[Zu erledigen]:
• A. Wiederhole aus der Forumsdiskussion über das Logo in 4c und 1c den Abschnitt von „Ich habe ein“ bis „mache ich das?“ wortgetreu.
• B. Nimm die Forumsdiskussion über das Logo in 4c und 1c dort auf, wo sie endet, und führe sie weiter.

[Vorliegender Text]:
-------------------------

# Logo in 4c und 1c



## Langos (10. Dezember 2007)

Ich habe ein Logo in 4c.
Davon ist das Symbol in 2 Farben und der Name des Unternehmens in schwarz.
Jetzt ist das Problem, dass die Schrift sehr klein ist und bei einem 4Farbdruck es ja zu Passerungenauigkeiten kommen kann. Wie wandel ich es in ein 1C um? Heisst dass ich lade ins Xpress zwei Bilder? Die Bildmarke in 4C und die Schrift in Graustufen? Oder was bedeudet sonst 1C?
Wie mache ich das?

danke

lg Langos


----------



## janoc (10. Dezember 2007)

4c = 4 Farben (CMYK)
1c = 1 Farbe

In welchem Dateiformat hast du das Logo vorliegen?


----------



## Langos (11. Dezember 2007)

jpg

Oder soll ich am besten die Schrift anfordern?


----------



## Langos (11. Dezember 2007)

andersrum die Frage:

Wie speichere ich in 1c ist das nicht automatisch CMYK oder RGB, auch wenn ich nur zb schwarz habe.

-------------------------

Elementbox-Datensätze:
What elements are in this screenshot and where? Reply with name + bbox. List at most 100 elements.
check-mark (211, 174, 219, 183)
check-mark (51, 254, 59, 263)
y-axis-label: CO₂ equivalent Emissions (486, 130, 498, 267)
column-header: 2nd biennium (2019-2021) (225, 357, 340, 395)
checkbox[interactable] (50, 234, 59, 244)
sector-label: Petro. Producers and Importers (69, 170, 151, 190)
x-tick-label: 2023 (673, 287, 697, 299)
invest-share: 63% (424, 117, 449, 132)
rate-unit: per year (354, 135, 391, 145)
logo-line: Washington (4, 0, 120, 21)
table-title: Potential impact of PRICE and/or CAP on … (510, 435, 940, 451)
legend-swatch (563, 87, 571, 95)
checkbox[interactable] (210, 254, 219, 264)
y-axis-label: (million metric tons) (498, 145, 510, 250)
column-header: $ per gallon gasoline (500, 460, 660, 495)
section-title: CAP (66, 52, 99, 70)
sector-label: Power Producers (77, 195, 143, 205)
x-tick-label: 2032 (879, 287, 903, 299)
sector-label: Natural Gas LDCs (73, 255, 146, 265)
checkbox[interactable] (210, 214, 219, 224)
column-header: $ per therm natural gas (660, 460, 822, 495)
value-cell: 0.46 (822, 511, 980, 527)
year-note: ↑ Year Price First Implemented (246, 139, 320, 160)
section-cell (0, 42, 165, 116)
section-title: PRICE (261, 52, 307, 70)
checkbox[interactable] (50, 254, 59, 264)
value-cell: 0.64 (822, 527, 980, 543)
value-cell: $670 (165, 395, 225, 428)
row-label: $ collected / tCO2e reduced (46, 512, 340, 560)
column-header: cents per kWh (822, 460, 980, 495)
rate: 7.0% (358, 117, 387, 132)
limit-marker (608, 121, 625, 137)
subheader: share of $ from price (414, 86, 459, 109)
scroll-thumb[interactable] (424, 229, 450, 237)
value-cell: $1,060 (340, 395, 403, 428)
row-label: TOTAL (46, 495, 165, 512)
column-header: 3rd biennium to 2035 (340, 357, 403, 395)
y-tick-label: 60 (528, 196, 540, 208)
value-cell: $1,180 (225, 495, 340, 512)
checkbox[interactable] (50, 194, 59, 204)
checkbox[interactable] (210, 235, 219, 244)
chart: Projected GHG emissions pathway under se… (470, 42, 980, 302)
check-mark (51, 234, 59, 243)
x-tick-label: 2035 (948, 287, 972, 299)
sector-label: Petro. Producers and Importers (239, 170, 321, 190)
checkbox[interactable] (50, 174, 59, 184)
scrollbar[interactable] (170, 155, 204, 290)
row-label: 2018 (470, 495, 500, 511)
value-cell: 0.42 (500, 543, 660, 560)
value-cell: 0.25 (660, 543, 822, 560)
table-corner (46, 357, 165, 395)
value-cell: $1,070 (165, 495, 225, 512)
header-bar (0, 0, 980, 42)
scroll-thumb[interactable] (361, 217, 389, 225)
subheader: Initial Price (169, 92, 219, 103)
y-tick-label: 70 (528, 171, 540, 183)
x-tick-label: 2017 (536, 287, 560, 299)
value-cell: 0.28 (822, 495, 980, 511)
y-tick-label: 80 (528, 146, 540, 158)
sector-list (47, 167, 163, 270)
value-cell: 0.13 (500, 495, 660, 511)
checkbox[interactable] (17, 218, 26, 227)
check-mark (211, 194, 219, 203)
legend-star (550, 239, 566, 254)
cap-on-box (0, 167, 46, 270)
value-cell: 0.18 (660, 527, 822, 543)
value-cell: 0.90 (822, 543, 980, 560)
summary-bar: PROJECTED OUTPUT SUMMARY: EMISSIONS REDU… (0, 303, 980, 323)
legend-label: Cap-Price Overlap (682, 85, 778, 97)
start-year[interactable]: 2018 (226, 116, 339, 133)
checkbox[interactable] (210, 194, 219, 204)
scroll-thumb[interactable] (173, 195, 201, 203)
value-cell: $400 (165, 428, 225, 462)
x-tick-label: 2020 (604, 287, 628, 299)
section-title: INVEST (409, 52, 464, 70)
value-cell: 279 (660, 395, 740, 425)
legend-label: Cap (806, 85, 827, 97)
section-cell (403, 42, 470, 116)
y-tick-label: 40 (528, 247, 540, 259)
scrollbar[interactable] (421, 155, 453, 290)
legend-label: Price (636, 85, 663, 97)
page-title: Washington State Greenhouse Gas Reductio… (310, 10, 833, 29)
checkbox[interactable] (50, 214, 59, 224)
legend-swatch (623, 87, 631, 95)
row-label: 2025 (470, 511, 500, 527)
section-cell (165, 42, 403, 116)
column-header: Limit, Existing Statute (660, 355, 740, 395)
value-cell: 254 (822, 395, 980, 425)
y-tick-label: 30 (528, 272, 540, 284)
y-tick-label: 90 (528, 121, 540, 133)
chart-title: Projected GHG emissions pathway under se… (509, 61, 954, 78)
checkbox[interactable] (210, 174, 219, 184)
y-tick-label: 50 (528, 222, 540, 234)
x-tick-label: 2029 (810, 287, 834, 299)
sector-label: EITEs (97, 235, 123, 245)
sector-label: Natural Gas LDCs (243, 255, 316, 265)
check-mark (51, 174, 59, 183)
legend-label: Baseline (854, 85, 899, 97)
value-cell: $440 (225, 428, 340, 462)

-------------------------

[Ergebnisse je Aufgabe]:
• A.
Ich habe ein Logo in 4c.
Davon ist das Symbol in 2 Farben und der Name des Unternehmens in schwarz.
Jetzt ist das Problem, dass die Schrift sehr klein ist und bei einem 4Farbdruck es ja zu Passerungenauigkeiten kommen kann. Wie wandel ich es in ein 1C um? Heisst dass ich lade ins Xpress zwei Bilder? Die Bildmarke in 4C und die Schrift in Graustufen? Oder was bedeudet sonst 1C?
Wie mache ich das?

• B.
ich habe jetzt ein eps-File bekommen. Kann ich damit die Schrift in 1C abspeichern

Bitte dringend um Info!!

danke
langos


----------



## janoc (11. Dezember 2007)

1c bedeutet dass es nur aus einem Farbkanal besteht bzw. dass für den Druck nur eine Farbe zur verfügung steht, dh. Schwarzweiß-Druck im Normalfall.
Bei 4c stehen 4 Farben zur Verfügung, im Normalfall CMYK (Cyan, Magenta, Yellow, Black) aus denen dann alle Farben gemischt werden können.

Wenn das Dokument sauber angelegt ist, dann sollte das Schwarz des Unternehmennamen KEIN sog. Buntschwarz sein (also aus allen Farben zusammengemischt) sondern ein reines 100% K - Schwarz. somit müssen keine 4 Farben übereinandergepasst werden und es kann auch zu keinen Ungenauigkeiten kommen – auch wenn die anderen Elemente im .eps aus mehreren Farben bestehen.

Ausserdem würde _ich_ sowas prinzipiell nicht mit Photoshop sondern einem Vektorprogramm machen (Illustrator & Co)

Dh. du kannst in einem 4C-Dokument 1C-Elemente enthalten haben.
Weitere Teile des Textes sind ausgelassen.